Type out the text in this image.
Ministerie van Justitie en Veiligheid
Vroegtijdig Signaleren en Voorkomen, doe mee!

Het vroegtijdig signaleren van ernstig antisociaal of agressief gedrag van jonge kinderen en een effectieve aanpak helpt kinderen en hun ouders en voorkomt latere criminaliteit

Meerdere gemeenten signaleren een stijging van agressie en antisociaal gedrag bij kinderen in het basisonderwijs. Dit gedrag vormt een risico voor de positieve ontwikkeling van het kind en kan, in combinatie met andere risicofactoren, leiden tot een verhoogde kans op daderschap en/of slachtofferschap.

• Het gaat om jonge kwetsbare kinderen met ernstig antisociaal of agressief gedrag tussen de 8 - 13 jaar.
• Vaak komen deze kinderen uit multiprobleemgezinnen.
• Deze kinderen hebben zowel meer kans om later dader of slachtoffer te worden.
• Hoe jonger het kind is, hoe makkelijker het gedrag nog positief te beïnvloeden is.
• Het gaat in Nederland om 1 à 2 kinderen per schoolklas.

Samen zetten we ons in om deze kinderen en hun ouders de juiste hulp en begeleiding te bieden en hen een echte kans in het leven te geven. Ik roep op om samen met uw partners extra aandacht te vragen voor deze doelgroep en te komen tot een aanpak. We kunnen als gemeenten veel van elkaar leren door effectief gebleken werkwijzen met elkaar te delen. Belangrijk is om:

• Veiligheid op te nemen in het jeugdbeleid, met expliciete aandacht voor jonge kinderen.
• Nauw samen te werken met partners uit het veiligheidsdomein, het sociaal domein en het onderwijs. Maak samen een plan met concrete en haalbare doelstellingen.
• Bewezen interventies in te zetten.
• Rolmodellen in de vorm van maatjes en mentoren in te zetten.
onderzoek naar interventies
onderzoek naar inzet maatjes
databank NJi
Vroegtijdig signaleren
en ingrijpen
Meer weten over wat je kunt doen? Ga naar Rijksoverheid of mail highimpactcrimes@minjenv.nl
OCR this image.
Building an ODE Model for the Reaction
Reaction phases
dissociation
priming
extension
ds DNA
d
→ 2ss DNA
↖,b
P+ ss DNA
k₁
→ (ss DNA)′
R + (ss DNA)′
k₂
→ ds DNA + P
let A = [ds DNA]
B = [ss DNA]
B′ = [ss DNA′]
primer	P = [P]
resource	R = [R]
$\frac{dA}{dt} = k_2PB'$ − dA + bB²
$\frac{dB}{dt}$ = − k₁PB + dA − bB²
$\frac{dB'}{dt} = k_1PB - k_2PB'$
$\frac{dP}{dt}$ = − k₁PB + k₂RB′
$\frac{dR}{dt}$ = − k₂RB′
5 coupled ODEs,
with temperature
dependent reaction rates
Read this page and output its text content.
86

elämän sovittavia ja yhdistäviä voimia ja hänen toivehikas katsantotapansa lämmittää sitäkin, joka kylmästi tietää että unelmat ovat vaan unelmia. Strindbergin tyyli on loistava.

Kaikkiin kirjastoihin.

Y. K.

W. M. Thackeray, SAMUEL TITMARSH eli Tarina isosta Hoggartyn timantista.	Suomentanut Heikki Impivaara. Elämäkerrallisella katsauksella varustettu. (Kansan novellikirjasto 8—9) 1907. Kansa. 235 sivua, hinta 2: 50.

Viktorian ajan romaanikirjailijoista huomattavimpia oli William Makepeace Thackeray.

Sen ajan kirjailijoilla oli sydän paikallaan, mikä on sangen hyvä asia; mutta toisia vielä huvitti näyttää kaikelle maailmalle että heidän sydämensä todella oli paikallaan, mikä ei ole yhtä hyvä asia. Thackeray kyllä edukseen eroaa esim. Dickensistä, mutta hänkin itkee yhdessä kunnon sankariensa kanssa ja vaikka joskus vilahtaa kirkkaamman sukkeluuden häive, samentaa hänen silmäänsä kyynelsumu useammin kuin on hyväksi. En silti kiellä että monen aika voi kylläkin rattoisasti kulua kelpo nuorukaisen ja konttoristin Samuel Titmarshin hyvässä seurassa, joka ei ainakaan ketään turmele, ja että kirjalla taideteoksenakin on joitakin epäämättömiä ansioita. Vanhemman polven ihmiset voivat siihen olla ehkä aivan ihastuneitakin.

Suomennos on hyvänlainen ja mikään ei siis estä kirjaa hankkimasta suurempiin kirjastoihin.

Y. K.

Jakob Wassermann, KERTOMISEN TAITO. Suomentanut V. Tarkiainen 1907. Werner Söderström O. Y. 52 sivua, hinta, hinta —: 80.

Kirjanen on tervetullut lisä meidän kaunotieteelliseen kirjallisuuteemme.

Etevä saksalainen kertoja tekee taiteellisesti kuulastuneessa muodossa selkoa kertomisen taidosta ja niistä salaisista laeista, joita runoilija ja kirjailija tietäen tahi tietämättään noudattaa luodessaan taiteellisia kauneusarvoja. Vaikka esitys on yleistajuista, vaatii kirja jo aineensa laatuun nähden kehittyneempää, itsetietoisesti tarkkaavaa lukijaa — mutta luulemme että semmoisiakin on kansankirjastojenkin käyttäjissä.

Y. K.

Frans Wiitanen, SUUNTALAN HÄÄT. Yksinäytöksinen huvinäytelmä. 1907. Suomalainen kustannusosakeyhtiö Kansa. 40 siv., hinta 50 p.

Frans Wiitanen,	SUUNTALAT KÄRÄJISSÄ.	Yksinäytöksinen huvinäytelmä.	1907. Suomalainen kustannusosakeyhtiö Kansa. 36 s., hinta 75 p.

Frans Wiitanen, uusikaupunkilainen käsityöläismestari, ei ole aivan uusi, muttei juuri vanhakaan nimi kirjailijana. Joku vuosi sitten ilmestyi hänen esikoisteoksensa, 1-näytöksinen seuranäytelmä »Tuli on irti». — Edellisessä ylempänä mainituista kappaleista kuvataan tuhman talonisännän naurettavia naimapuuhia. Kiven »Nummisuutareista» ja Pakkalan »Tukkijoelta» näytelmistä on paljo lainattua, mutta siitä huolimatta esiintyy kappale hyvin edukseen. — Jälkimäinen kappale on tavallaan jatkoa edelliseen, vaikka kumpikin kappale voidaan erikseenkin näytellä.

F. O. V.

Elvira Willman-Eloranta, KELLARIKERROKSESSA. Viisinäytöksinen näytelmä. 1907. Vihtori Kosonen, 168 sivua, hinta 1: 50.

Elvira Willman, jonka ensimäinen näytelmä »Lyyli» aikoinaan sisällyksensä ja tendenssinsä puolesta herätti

◆ **Goal**
Your task is to return the full listing exactly as it was given.

◆ **Full response**
Type out the text in this image.
Ministerie van Justitie en Veiligheid
Vroegtijdig Signaleren en Voorkomen, doe mee!

Het vroegtijdig signaleren van ernstig antisociaal of agressief gedrag van jonge kinderen en een effectieve aanpak helpt kinderen en hun ouders en voorkomt latere criminaliteit

Meerdere gemeenten signaleren een stijging van agressie en antisociaal gedrag bij kinderen in het basisonderwijs. Dit gedrag vormt een risico voor de positieve ontwikkeling van het kind en kan, in combinatie met andere risicofactoren, leiden tot een verhoogde kans op daderschap en/of slachtofferschap.

• Het gaat om jonge kwetsbare kinderen met ernstig antisociaal of agressief gedrag tussen de 8 - 13 jaar.
• Vaak komen deze kinderen uit multiprobleemgezinnen.
• Deze kinderen hebben zowel meer kans om later dader of slachtoffer te worden.
• Hoe jonger het kind is, hoe makkelijker het gedrag nog positief te beïnvloeden is.
• Het gaat in Nederland om 1 à 2 kinderen per schoolklas.

Samen zetten we ons in om deze kinderen en hun ouders de juiste hulp en begeleiding te bieden en hen een echte kans in het leven te geven. Ik roep op om samen met uw partners extra aandacht te vragen voor deze doelgroep en te komen tot een aanpak. We kunnen als gemeenten veel van elkaar leren door effectief gebleken werkwijzen met elkaar te delen. Belangrijk is om:

• Veiligheid op te nemen in het jeugdbeleid, met expliciete aandacht voor jonge kinderen.
• Nauw samen te werken met partners uit het veiligheidsdomein, het sociaal domein en het onderwijs. Maak samen een plan met concrete en haalbare doelstellingen.
• Bewezen interventies in te zetten.
• Rolmodellen in de vorm van maatjes en mentoren in te zetten.
onderzoek naar interventies
onderzoek naar inzet maatjes
databank NJi
Vroegtijdig signaleren
en ingrijpen
Meer weten over wat je kunt doen? Ga naar Rijksoverheid of mail highimpactcrimes@minjenv.nl
OCR this image.
Building an ODE Model for the Reaction
Reaction phases
dissociation
priming
extension
ds DNA
d
→ 2ss DNA
↖,b
P+ ss DNA
k₁
→ (ss DNA)′
R + (ss DNA)′
k₂
→ ds DNA + P
let A = [ds DNA]
B = [ss DNA]
B′ = [ss DNA′]
primer	P = [P]
resource	R = [R]
$\frac{dA}{dt} = k_2PB'$ − dA + bB²
$\frac{dB}{dt}$ = − k₁PB + dA − bB²
$\frac{dB'}{dt} = k_1PB - k_2PB'$
$\frac{dP}{dt}$ = − k₁PB + k₂RB′
$\frac{dR}{dt}$ = − k₂RB′
5 coupled ODEs,
with temperature
dependent reaction rates
Read this page and output its text content.
86

elämän sovittavia ja yhdistäviä voimia ja hänen toivehikas katsantotapansa lämmittää sitäkin, joka kylmästi tietää että unelmat ovat vaan unelmia. Strindbergin tyyli on loistava.

Kaikkiin kirjastoihin.

Y. K.

W. M. Thackeray, SAMUEL TITMARSH eli Tarina isosta Hoggartyn timantista.	Suomentanut Heikki Impivaara. Elämäkerrallisella katsauksella varustettu. (Kansan novellikirjasto 8—9) 1907. Kansa. 235 sivua, hinta 2: 50.

Viktorian ajan romaanikirjailijoista huomattavimpia oli William Makepeace Thackeray.

Sen ajan kirjailijoilla oli sydän paikallaan, mikä on sangen hyvä asia; mutta toisia vielä huvitti näyttää kaikelle maailmalle että heidän sydämensä todella oli paikallaan, mikä ei ole yhtä hyvä asia. Thackeray kyllä edukseen eroaa esim. Dickensistä, mutta hänkin itkee yhdessä kunnon sankariensa kanssa ja vaikka joskus vilahtaa kirkkaamman sukkeluuden häive, samentaa hänen silmäänsä kyynelsumu useammin kuin on hyväksi. En silti kiellä että monen aika voi kylläkin rattoisasti kulua kelpo nuorukaisen ja konttoristin Samuel Titmarshin hyvässä seurassa, joka ei ainakaan ketään turmele, ja että kirjalla taideteoksenakin on joitakin epäämättömiä ansioita. Vanhemman polven ihmiset voivat siihen olla ehkä aivan ihastuneitakin.

Suomennos on hyvänlainen ja mikään ei siis estä kirjaa hankkimasta suurempiin kirjastoihin.

Y. K.

Jakob Wassermann, KERTOMISEN TAITO. Suomentanut V. Tarkiainen 1907. Werner Söderström O. Y. 52 sivua, hinta, hinta —: 80.

Kirjanen on tervetullut lisä meidän kaunotieteelliseen kirjallisuuteemme.

Etevä saksalainen kertoja tekee taiteellisesti kuulastuneessa muodossa selkoa kertomisen taidosta ja niistä salaisista laeista, joita runoilija ja kirjailija tietäen tahi tietämättään noudattaa luodessaan taiteellisia kauneusarvoja. Vaikka esitys on yleistajuista, vaatii kirja jo aineensa laatuun nähden kehittyneempää, itsetietoisesti tarkkaavaa lukijaa — mutta luulemme että semmoisiakin on kansankirjastojenkin käyttäjissä.

Y. K.

Frans Wiitanen, SUUNTALAN HÄÄT. Yksinäytöksinen huvinäytelmä. 1907. Suomalainen kustannusosakeyhtiö Kansa. 40 siv., hinta 50 p.

Frans Wiitanen,	SUUNTALAT KÄRÄJISSÄ.	Yksinäytöksinen huvinäytelmä.	1907. Suomalainen kustannusosakeyhtiö Kansa. 36 s., hinta 75 p.

Frans Wiitanen, uusikaupunkilainen käsityöläismestari, ei ole aivan uusi, muttei juuri vanhakaan nimi kirjailijana. Joku vuosi sitten ilmestyi hänen esikoisteoksensa, 1-näytöksinen seuranäytelmä »Tuli on irti». — Edellisessä ylempänä mainituista kappaleista kuvataan tuhman talonisännän naurettavia naimapuuhia. Kiven »Nummisuutareista» ja Pakkalan »Tukkijoelta» näytelmistä on paljo lainattua, mutta siitä huolimatta esiintyy kappale hyvin edukseen. — Jälkimäinen kappale on tavallaan jatkoa edelliseen, vaikka kumpikin kappale voidaan erikseenkin näytellä.

F. O. V.

Elvira Willman-Eloranta, KELLARIKERROKSESSA. Viisinäytöksinen näytelmä. 1907. Vihtori Kosonen, 168 sivua, hinta 1: 50.

Elvira Willman, jonka ensimäinen näytelmä »Lyyli» aikoinaan sisällyksensä ja tendenssinsä puolesta herätti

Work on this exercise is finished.